◆ **Input**
+===+

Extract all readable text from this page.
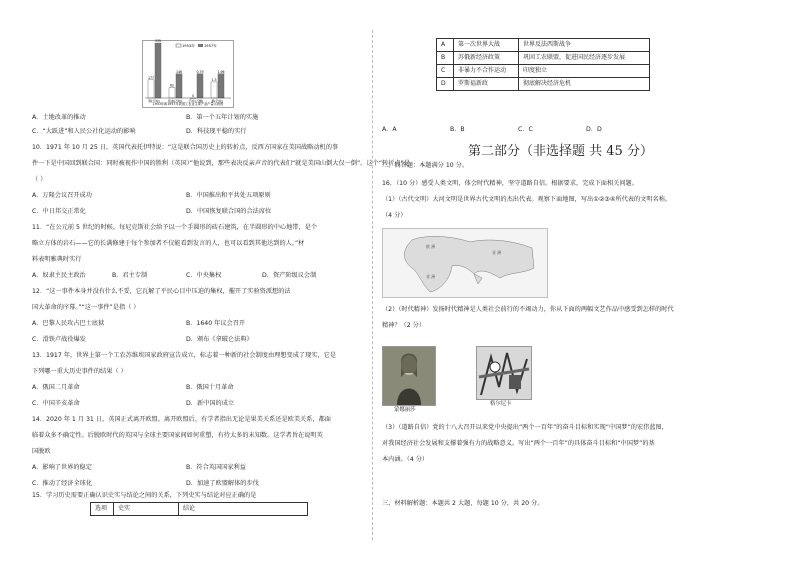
1953年	1957年
177
535
钢(万吨)
62
146
原油(万吨)
0
0.79
汽车(万辆)
1.3
1.96
棉(亿吨)
1953年和1957年我国工农业主要产品产量示意图
A．土地改革的推动	B．第一个五年计划的实施
C．“大跃进”和人民公社化运动的影响	D．科技现平稳的实行
10．1971 年 10 月 25 日，英国代表托伊特说：“这是联合国历史上的转折点，反西方国家在美国战略动机的事
件一下是中国回到联合国：同时被视作中国的胜利（英国）”他说到，那些表决反亲声音的代表们“就是美国山倒大仅一倒”。这个“转折点”是
（ ）
A．万隆会议召开成功	B．中国推出和平共处五项原则
C．中日邦交正常化	D．中国恢复联合国的合法席位
11．“在公元前 5 世纪的时候，每尼克斯社会给予以一个手圆形的砖石建筑，在半圆形的中心地带，是个
略立方体的岩石——它的长满修建于每个参加者不仅能看到发言的人，也可以看到其他达到的人。”材
料表明雅典时实行
A．奴隶主民主政治	B．君主专制	C．中央集权	D．资产阶级议会制
12．“这一事件本身并没有什么不妥，它瓦解了平民心目中压迫的集权，摧开了实验资派想的法
国大革命的序幕。”“这一事件”是指（ ）
A．巴黎人民攻占巴士底狱	B．1640 年议会召开
C．滑铁卢战役爆发	D．颁布《拿破仑法典》
13．1917 年，世界上第一个工农苏维埃国家政府宣告成立，标志着一种新的社会制度由理想变成了现实，它是
下列哪一重大历史事件的结果（ ）
A．俄国二月革命	B．俄国十月革命
C．中国辛亥革命	D．新中国的成立
14．2020 年 1 月 31 日，英国正式离开欧盟。离开欧盟后，有学者指出无论是果美关系还是欧美关系，都面
临着众多不确定性。后脱欧时代的英国与全球主要国家间如何重塑，有待太多的未知数。这学者旨在说明英
国脱欧
A．影响了世界的稳定	B．符合英国国家利益
C．推动了经济全球化	D．加速了欧盟解体的步伐
15．学习历史需要正确认识史实与结论之间的关系，下列史实与结论对应正确的是
选项	史实	结论
A	第一次世界大战	世界反法西斯战争
B	苏俄新经济政策	巩固工农联盟，促进国民经济逐步发展
C	非暴力不合作运动	印度独立
D	罗斯福新政	彻底解决经济危机
A．A	B．B	C．C	D．D
第二部分（非选择题 共 45 分）
二、简答题：本题满分 10 分。
16．（10 分）感受人类文明，体会时代精神，坚守道路自信。根据要求，完成下面相关问题。
（1）（古代文明）大河文明是世界古代文明的杰出代表。观察下面地图，写出①②③④所代表的文明名称。
（4 分）
欧 洲
亚 洲
非 洲
（2）（时代精神）发扬时代精神是人类社会前行的不竭动力，你从下面的两幅文艺作品中感受到怎样的时代
精神？（2 分）
蒙娜丽莎
格尔尼卡
（3）（道路自信）党的十八大召开以来党中央提出“两个一百年”的奋斗目标和实现“中国梦”的宏伟蓝图，
对我国经济社会发展和支撑着强有力的战略意义。写出“两个一百年”的具体奋斗目标和“中国梦”的基
本内涵。（4 分）
三、材料解析题：本题共 2 大题，每题 10 分，共 20 分。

+===+

◆ **The exercise**
Copy the whole of the material above exactly, but not its images.

◆ **Output**
Extract all readable text from this page.
1953年	1957年
177
535
钢(万吨)
62
146
原油(万吨)
0
0.79
汽车(万辆)
1.3
1.96
棉(亿吨)
1953年和1957年我国工农业主要产品产量示意图
A．土地改革的推动	B．第一个五年计划的实施
C．“大跃进”和人民公社化运动的影响	D．科技现平稳的实行
10．1971 年 10 月 25 日，英国代表托伊特说：“这是联合国历史上的转折点，反西方国家在美国战略动机的事
件一下是中国回到联合国：同时被视作中国的胜利（英国）”他说到，那些表决反亲声音的代表们“就是美国山倒大仅一倒”。这个“转折点”是
（ ）
A．万隆会议召开成功	B．中国推出和平共处五项原则
C．中日邦交正常化	D．中国恢复联合国的合法席位
11．“在公元前 5 世纪的时候，每尼克斯社会给予以一个手圆形的砖石建筑，在半圆形的中心地带，是个
略立方体的岩石——它的长满修建于每个参加者不仅能看到发言的人，也可以看到其他达到的人。”材
料表明雅典时实行
A．奴隶主民主政治	B．君主专制	C．中央集权	D．资产阶级议会制
12．“这一事件本身并没有什么不妥，它瓦解了平民心目中压迫的集权，摧开了实验资派想的法
国大革命的序幕。”“这一事件”是指（ ）
A．巴黎人民攻占巴士底狱	B．1640 年议会召开
C．滑铁卢战役爆发	D．颁布《拿破仑法典》
13．1917 年，世界上第一个工农苏维埃国家政府宣告成立，标志着一种新的社会制度由理想变成了现实，它是
下列哪一重大历史事件的结果（ ）
A．俄国二月革命	B．俄国十月革命
C．中国辛亥革命	D．新中国的成立
14．2020 年 1 月 31 日，英国正式离开欧盟。离开欧盟后，有学者指出无论是果美关系还是欧美关系，都面
临着众多不确定性。后脱欧时代的英国与全球主要国家间如何重塑，有待太多的未知数。这学者旨在说明英
国脱欧
A．影响了世界的稳定	B．符合英国国家利益
C．推动了经济全球化	D．加速了欧盟解体的步伐
15．学习历史需要正确认识史实与结论之间的关系，下列史实与结论对应正确的是
选项	史实	结论
A	第一次世界大战	世界反法西斯战争
B	苏俄新经济政策	巩固工农联盟，促进国民经济逐步发展
C	非暴力不合作运动	印度独立
D	罗斯福新政	彻底解决经济危机
A．A	B．B	C．C	D．D
第二部分（非选择题 共 45 分）
二、简答题：本题满分 10 分。
16．（10 分）感受人类文明，体会时代精神，坚守道路自信。根据要求，完成下面相关问题。
（1）（古代文明）大河文明是世界古代文明的杰出代表。观察下面地图，写出①②③④所代表的文明名称。
（4 分）
欧 洲
亚 洲
非 洲
（2）（时代精神）发扬时代精神是人类社会前行的不竭动力，你从下面的两幅文艺作品中感受到怎样的时代
精神？（2 分）
蒙娜丽莎
格尔尼卡
（3）（道路自信）党的十八大召开以来党中央提出“两个一百年”的奋斗目标和实现“中国梦”的宏伟蓝图，
对我国经济社会发展和支撑着强有力的战略意义。写出“两个一百年”的具体奋斗目标和“中国梦”的基
本内涵。（4 分）
三、材料解析题：本题共 2 大题，每题 10 分，共 20 分。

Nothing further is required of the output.